**PROBLEM DETAILS**
Reproduce the listing verbatim, starting at its first line and continuing up to and including the line that contains "non-neuron-point [830,808,838,815]".

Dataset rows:
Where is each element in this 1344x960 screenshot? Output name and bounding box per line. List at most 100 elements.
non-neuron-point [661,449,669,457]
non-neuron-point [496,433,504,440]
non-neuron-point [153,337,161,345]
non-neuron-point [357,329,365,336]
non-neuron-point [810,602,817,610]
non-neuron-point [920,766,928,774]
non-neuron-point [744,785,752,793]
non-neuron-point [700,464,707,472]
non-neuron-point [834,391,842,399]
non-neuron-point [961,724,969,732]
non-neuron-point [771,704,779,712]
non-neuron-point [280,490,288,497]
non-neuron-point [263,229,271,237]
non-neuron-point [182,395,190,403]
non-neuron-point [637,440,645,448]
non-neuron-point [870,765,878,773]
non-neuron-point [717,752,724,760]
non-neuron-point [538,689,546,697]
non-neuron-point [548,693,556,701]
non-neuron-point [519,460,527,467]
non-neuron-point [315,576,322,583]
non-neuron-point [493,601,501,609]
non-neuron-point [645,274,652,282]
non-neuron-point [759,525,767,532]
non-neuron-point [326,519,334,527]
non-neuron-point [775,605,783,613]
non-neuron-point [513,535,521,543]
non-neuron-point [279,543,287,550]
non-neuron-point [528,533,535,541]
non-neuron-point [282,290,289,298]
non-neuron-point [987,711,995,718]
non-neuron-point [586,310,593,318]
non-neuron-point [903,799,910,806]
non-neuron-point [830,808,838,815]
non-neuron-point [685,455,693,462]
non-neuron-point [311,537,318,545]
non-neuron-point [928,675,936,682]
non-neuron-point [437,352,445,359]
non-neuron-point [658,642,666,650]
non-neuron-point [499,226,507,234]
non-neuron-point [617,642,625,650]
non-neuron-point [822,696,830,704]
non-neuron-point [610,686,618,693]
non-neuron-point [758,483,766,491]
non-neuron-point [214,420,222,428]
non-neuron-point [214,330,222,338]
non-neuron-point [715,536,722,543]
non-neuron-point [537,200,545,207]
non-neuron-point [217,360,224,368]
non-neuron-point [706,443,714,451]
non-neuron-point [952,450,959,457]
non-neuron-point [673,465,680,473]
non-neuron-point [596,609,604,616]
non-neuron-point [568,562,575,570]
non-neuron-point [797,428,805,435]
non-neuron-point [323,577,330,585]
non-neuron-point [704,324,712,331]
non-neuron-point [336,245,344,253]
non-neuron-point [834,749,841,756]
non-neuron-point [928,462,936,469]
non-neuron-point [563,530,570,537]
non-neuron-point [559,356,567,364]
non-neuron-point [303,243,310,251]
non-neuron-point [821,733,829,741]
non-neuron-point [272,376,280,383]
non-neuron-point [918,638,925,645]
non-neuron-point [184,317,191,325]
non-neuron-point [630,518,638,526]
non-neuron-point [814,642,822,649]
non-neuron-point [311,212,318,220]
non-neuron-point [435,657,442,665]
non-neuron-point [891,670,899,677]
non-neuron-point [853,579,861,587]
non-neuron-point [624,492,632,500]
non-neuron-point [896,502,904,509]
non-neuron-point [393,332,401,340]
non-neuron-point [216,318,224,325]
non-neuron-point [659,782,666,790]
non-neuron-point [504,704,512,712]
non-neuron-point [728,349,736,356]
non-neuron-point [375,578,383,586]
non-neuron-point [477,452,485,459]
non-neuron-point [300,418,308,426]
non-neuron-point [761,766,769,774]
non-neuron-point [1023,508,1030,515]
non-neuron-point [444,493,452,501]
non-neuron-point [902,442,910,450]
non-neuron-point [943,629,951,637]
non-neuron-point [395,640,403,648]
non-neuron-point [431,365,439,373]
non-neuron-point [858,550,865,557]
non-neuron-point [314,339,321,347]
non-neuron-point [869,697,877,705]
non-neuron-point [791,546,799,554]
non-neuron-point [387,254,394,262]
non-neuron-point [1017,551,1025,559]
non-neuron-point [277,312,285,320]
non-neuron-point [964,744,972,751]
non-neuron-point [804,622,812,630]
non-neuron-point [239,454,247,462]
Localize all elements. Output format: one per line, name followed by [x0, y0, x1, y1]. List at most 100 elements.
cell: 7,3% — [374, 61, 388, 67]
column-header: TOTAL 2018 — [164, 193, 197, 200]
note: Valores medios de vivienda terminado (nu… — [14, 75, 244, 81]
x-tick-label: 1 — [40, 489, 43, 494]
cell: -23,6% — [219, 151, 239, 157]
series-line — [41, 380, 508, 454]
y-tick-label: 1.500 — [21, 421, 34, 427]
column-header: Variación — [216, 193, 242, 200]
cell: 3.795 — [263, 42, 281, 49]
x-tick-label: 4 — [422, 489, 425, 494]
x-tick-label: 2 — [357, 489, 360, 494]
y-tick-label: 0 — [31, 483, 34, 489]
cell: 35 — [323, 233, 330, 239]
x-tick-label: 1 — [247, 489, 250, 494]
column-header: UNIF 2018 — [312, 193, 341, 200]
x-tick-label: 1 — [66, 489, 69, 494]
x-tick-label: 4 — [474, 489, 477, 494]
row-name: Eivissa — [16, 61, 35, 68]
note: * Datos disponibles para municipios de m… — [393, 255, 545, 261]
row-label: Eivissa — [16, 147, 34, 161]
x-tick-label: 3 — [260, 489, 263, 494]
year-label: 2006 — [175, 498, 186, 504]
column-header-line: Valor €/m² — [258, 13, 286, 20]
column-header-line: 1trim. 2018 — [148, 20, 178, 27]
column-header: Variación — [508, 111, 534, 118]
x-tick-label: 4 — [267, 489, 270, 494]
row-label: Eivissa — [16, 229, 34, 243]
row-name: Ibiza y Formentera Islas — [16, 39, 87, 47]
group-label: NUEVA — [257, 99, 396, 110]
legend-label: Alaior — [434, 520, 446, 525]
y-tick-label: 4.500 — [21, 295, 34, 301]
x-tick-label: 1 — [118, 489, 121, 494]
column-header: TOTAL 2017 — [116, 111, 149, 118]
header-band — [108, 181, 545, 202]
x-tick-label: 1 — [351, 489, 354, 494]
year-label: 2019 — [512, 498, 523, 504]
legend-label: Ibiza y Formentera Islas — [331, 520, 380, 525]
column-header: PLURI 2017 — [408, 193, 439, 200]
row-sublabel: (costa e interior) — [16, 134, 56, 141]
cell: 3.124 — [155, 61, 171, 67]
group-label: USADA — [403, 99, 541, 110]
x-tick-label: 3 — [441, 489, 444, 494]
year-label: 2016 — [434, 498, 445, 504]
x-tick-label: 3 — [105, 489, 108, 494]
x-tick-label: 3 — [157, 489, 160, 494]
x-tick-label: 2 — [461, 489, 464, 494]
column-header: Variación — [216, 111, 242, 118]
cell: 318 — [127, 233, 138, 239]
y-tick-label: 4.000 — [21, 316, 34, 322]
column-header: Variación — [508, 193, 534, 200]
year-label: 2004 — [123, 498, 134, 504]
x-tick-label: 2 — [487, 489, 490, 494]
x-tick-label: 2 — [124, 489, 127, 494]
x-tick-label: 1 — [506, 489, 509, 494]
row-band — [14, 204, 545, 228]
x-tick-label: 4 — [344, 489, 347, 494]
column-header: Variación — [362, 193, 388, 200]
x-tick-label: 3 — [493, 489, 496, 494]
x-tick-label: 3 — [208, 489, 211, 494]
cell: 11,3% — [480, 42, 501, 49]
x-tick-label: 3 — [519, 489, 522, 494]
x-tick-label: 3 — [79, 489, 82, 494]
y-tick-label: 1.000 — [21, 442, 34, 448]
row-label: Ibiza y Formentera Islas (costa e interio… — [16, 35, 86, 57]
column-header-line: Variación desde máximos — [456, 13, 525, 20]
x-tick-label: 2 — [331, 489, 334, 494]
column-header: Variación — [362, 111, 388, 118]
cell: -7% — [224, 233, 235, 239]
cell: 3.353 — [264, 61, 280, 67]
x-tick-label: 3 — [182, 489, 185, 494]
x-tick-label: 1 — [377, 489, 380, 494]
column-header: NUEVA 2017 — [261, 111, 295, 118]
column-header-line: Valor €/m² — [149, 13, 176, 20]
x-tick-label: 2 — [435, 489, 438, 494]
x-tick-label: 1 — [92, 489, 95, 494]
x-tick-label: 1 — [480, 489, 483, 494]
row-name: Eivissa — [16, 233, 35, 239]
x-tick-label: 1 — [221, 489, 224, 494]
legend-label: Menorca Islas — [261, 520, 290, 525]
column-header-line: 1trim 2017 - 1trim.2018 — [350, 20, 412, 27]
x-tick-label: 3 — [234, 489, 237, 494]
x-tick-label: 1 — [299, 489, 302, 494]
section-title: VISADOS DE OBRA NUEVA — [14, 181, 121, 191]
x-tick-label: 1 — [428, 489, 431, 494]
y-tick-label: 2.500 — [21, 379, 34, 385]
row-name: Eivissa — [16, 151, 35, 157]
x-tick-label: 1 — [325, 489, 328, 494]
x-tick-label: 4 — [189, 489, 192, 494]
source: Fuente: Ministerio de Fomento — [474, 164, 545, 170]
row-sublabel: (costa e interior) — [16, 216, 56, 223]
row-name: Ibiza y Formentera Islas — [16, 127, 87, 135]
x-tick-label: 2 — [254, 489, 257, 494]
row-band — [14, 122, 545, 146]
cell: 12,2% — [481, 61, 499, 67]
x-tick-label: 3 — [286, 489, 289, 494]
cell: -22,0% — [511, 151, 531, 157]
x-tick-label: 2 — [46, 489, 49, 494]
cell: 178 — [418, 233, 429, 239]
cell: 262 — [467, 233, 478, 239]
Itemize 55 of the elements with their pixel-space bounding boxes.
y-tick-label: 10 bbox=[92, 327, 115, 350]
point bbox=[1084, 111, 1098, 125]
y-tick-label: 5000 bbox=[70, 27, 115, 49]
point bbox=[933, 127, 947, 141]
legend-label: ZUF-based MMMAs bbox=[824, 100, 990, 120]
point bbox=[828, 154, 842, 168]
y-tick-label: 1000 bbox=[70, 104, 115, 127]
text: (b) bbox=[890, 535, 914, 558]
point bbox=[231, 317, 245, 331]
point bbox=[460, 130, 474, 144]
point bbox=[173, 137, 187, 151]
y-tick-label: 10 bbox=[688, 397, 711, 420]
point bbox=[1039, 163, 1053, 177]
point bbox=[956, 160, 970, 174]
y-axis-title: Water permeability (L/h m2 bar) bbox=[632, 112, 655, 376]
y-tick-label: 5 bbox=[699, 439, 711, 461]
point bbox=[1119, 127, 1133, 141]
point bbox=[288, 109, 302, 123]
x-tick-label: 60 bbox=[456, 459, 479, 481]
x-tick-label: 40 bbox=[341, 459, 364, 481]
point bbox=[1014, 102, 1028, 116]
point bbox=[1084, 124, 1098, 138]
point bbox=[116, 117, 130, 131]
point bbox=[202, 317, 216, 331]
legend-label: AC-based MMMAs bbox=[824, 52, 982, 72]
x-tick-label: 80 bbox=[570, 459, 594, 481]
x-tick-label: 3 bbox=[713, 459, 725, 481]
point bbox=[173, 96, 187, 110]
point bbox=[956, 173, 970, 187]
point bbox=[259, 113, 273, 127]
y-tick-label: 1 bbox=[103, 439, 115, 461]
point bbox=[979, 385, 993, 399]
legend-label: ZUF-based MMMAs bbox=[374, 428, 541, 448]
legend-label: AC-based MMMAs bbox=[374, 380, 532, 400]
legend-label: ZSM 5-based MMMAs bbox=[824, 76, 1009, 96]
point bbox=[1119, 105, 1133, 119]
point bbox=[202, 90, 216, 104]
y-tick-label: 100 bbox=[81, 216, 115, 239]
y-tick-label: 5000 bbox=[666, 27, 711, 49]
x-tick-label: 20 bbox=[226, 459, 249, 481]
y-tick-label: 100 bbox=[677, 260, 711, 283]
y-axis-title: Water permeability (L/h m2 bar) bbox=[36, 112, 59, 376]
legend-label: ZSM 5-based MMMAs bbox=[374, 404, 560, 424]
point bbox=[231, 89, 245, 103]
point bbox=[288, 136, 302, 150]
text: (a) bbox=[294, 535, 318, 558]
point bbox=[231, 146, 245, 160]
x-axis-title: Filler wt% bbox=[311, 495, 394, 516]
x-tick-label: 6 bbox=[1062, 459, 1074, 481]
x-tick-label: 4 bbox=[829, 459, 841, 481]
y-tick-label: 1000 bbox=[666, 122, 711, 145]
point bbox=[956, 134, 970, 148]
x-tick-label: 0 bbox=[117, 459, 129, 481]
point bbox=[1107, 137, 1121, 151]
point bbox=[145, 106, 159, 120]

**FINISHED EXERCISE**
Where is each element in this 1344x960 screenshot? Output name and bounding box per line. List at most 100 elements.
non-neuron-point [661,449,669,457]
non-neuron-point [496,433,504,440]
non-neuron-point [153,337,161,345]
non-neuron-point [357,329,365,336]
non-neuron-point [810,602,817,610]
non-neuron-point [920,766,928,774]
non-neuron-point [744,785,752,793]
non-neuron-point [700,464,707,472]
non-neuron-point [834,391,842,399]
non-neuron-point [961,724,969,732]
non-neuron-point [771,704,779,712]
non-neuron-point [280,490,288,497]
non-neuron-point [263,229,271,237]
non-neuron-point [182,395,190,403]
non-neuron-point [637,440,645,448]
non-neuron-point [870,765,878,773]
non-neuron-point [717,752,724,760]
non-neuron-point [538,689,546,697]
non-neuron-point [548,693,556,701]
non-neuron-point [519,460,527,467]
non-neuron-point [315,576,322,583]
non-neuron-point [493,601,501,609]
non-neuron-point [645,274,652,282]
non-neuron-point [759,525,767,532]
non-neuron-point [326,519,334,527]
non-neuron-point [775,605,783,613]
non-neuron-point [513,535,521,543]
non-neuron-point [279,543,287,550]
non-neuron-point [528,533,535,541]
non-neuron-point [282,290,289,298]
non-neuron-point [987,711,995,718]
non-neuron-point [586,310,593,318]
non-neuron-point [903,799,910,806]
non-neuron-point [830,808,838,815]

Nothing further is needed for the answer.